[Records from a data source]
* start *

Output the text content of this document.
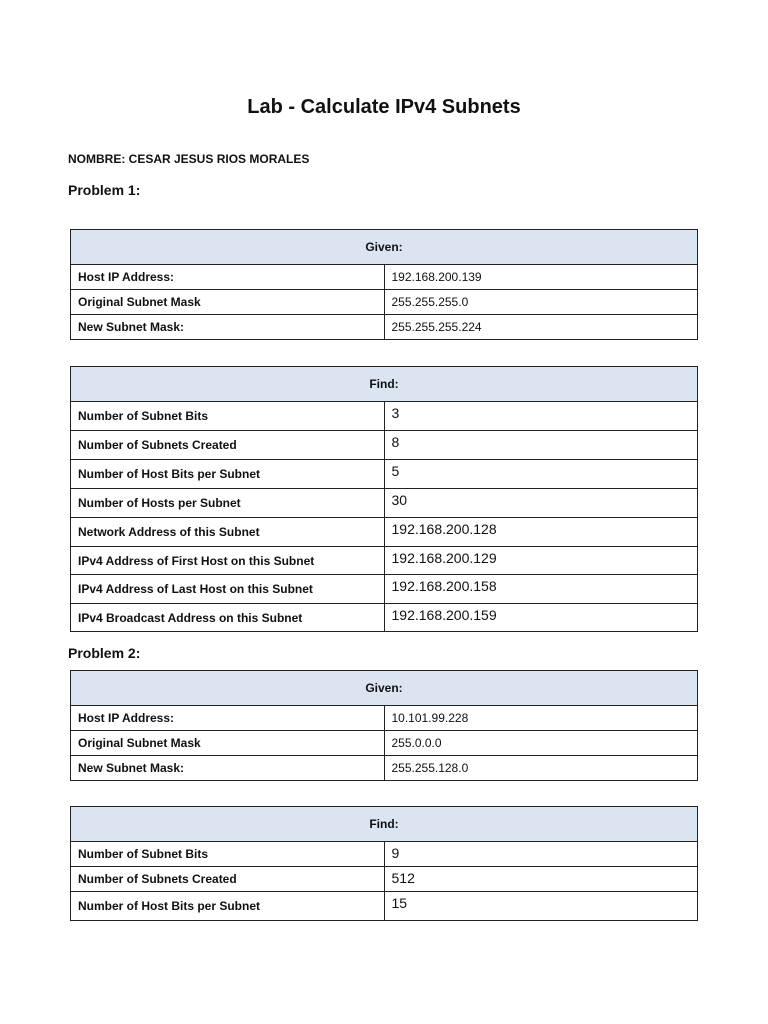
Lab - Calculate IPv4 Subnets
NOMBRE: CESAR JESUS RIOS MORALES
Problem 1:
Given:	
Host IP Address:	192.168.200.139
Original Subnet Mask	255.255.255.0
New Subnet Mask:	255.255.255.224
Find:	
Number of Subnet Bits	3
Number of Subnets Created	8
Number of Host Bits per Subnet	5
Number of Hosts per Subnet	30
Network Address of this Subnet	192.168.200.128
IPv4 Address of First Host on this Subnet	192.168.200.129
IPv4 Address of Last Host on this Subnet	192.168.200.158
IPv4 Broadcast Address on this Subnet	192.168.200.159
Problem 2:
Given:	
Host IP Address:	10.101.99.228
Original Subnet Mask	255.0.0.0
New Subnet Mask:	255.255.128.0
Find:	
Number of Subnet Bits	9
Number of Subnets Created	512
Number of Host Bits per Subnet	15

* end *

*SET TASK*. Each entry above should be reproduced exactly, with the pictures removed.

*RESPONSE FOR THIS EXERCISE*.
Output the text content of this document.
Lab - Calculate IPv4 Subnets
NOMBRE: CESAR JESUS RIOS MORALES
Problem 1:
Given:	
Host IP Address:	192.168.200.139
Original Subnet Mask	255.255.255.0
New Subnet Mask:	255.255.255.224
Find:	
Number of Subnet Bits	3
Number of Subnets Created	8
Number of Host Bits per Subnet	5
Number of Hosts per Subnet	30
Network Address of this Subnet	192.168.200.128
IPv4 Address of First Host on this Subnet	192.168.200.129
IPv4 Address of Last Host on this Subnet	192.168.200.158
IPv4 Broadcast Address on this Subnet	192.168.200.159
Problem 2:
Given:	
Host IP Address:	10.101.99.228
Original Subnet Mask	255.0.0.0
New Subnet Mask:	255.255.128.0
Find:	
Number of Subnet Bits	9
Number of Subnets Created	512
Number of Host Bits per Subnet	15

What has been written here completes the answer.